## EXERCISE DETAILS
Reproduce all of the data exactly, with no line skipped.
start GIVEN RECORDS
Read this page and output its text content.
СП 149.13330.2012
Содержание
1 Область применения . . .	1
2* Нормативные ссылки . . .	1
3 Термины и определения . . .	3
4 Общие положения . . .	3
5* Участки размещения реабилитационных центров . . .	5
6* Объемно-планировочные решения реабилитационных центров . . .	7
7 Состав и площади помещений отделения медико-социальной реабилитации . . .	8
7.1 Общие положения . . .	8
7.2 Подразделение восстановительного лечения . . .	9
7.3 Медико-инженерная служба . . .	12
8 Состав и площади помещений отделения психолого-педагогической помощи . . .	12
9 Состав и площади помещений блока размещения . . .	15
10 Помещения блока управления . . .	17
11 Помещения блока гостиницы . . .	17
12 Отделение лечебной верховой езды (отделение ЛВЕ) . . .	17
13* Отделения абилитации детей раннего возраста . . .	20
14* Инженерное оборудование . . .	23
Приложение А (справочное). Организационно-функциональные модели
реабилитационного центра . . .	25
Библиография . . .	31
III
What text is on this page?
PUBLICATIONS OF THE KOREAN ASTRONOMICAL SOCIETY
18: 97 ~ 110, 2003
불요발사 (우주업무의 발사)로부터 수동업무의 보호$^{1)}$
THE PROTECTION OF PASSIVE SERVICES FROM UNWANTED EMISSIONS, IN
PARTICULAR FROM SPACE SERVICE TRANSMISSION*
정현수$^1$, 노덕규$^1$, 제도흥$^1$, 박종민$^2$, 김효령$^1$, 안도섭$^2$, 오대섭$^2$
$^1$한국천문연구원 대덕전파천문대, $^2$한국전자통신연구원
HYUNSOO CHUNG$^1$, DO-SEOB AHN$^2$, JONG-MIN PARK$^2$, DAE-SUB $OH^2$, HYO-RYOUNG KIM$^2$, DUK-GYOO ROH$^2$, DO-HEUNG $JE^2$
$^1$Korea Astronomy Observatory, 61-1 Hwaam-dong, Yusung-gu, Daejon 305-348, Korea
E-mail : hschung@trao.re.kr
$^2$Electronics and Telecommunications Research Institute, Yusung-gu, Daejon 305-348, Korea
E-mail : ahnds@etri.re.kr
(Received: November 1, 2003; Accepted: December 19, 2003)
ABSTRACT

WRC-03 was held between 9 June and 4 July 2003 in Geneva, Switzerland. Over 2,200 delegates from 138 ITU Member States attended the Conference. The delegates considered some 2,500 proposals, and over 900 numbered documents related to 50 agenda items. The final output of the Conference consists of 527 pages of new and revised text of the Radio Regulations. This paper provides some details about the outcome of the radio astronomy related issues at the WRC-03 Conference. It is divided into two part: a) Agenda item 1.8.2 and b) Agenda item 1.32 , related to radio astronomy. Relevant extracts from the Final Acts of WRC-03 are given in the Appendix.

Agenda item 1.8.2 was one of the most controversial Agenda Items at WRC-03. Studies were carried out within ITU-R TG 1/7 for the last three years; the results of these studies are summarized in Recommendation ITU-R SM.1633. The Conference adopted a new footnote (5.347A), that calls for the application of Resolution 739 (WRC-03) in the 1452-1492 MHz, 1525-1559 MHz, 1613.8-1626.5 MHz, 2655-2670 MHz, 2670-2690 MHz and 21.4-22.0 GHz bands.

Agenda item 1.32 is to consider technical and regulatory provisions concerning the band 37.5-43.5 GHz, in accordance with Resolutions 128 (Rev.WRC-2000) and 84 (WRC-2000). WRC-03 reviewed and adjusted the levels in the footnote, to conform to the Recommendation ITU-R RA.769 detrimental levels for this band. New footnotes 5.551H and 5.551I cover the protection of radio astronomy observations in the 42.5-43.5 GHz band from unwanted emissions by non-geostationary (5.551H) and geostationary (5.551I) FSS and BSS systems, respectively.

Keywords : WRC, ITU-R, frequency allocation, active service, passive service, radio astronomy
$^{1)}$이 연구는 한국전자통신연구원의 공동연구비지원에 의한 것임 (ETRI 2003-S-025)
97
end GIVEN RECORDS
## REPLY TO THE TASK
Read this page and output its text content.
СП 149.13330.2012
Содержание
1 Область применения . . .	1
2* Нормативные ссылки . . .	1
3 Термины и определения . . .	3
4 Общие положения . . .	3
5* Участки размещения реабилитационных центров . . .	5
6* Объемно-планировочные решения реабилитационных центров . . .	7
7 Состав и площади помещений отделения медико-социальной реабилитации . . .	8
7.1 Общие положения . . .	8
7.2 Подразделение восстановительного лечения . . .	9
7.3 Медико-инженерная служба . . .	12
8 Состав и площади помещений отделения психолого-педагогической помощи . . .	12
9 Состав и площади помещений блока размещения . . .	15
10 Помещения блока управления . . .	17
11 Помещения блока гостиницы . . .	17
12 Отделение лечебной верховой езды (отделение ЛВЕ) . . .	17
13* Отделения абилитации детей раннего возраста . . .	20
14* Инженерное оборудование . . .	23
Приложение А (справочное). Организационно-функциональные модели
реабилитационного центра . . .	25
Библиография . . .	31
III
What text is on this page?
PUBLICATIONS OF THE KOREAN ASTRONOMICAL SOCIETY
18: 97 ~ 110, 2003
불요발사 (우주업무의 발사)로부터 수동업무의 보호$^{1)}$
THE PROTECTION OF PASSIVE SERVICES FROM UNWANTED EMISSIONS, IN
PARTICULAR FROM SPACE SERVICE TRANSMISSION*
정현수$^1$, 노덕규$^1$, 제도흥$^1$, 박종민$^2$, 김효령$^1$, 안도섭$^2$, 오대섭$^2$
$^1$한국천문연구원 대덕전파천문대, $^2$한국전자통신연구원
HYUNSOO CHUNG$^1$, DO-SEOB AHN$^2$, JONG-MIN PARK$^2$, DAE-SUB $OH^2$, HYO-RYOUNG KIM$^2$, DUK-GYOO ROH$^2$, DO-HEUNG $JE^2$
$^1$Korea Astronomy Observatory, 61-1 Hwaam-dong, Yusung-gu, Daejon 305-348, Korea
E-mail : hschung@trao.re.kr
$^2$Electronics and Telecommunications Research Institute, Yusung-gu, Daejon 305-348, Korea
E-mail : ahnds@etri.re.kr
(Received: November 1, 2003; Accepted: December 19, 2003)
ABSTRACT

WRC-03 was held between 9 June and 4 July 2003 in Geneva, Switzerland. Over 2,200 delegates from 138 ITU Member States attended the Conference. The delegates considered some 2,500 proposals, and over 900 numbered documents related to 50 agenda items. The final output of the Conference consists of 527 pages of new and revised text of the Radio Regulations. This paper provides some details about the outcome of the radio astronomy related issues at the WRC-03 Conference. It is divided into two part: a) Agenda item 1.8.2 and b) Agenda item 1.32 , related to radio astronomy. Relevant extracts from the Final Acts of WRC-03 are given in the Appendix.

Agenda item 1.8.2 was one of the most controversial Agenda Items at WRC-03. Studies were carried out within ITU-R TG 1/7 for the last three years; the results of these studies are summarized in Recommendation ITU-R SM.1633. The Conference adopted a new footnote (5.347A), that calls for the application of Resolution 739 (WRC-03) in the 1452-1492 MHz, 1525-1559 MHz, 1613.8-1626.5 MHz, 2655-2670 MHz, 2670-2690 MHz and 21.4-22.0 GHz bands.

Agenda item 1.32 is to consider technical and regulatory provisions concerning the band 37.5-43.5 GHz, in accordance with Resolutions 128 (Rev.WRC-2000) and 84 (WRC-2000). WRC-03 reviewed and adjusted the levels in the footnote, to conform to the Recommendation ITU-R RA.769 detrimental levels for this band. New footnotes 5.551H and 5.551I cover the protection of radio astronomy observations in the 42.5-43.5 GHz band from unwanted emissions by non-geostationary (5.551H) and geostationary (5.551I) FSS and BSS systems, respectively.

Keywords : WRC, ITU-R, frequency allocation, active service, passive service, radio astronomy
$^{1)}$이 연구는 한국전자통신연구원의 공동연구비지원에 의한 것임 (ETRI 2003-S-025)
97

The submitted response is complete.